▸ Exercise instructions:
Lines that hold the word "this" should be located and copied.

▸ Data supplied:
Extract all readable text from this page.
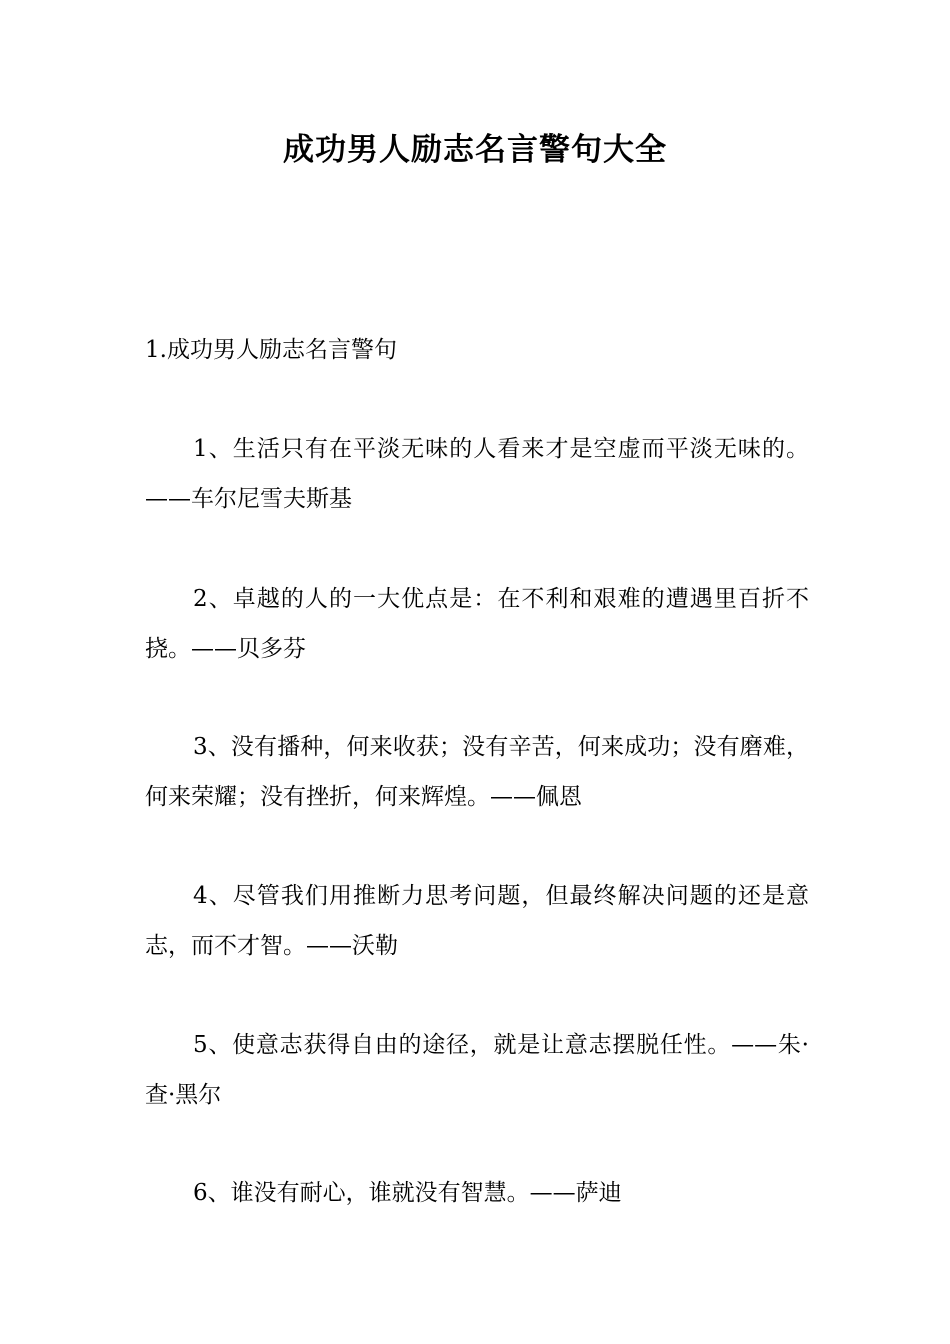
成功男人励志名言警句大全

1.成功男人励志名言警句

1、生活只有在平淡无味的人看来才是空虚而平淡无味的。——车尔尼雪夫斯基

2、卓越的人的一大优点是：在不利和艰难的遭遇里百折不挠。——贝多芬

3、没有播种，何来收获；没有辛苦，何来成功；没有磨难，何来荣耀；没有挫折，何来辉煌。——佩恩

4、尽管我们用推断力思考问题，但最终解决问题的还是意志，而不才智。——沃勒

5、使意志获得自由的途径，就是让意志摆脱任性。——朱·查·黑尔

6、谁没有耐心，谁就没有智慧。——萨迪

...

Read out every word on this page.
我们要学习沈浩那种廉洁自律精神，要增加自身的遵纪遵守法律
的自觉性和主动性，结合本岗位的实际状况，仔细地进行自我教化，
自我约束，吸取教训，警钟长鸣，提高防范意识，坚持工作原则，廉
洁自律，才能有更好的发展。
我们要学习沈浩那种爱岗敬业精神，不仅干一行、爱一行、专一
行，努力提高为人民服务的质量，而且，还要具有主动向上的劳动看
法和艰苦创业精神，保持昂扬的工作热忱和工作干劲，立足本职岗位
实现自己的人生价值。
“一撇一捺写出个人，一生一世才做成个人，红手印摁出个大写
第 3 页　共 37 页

▸ Written solution:
Extract all readable text from this page.
Read out every word on this page.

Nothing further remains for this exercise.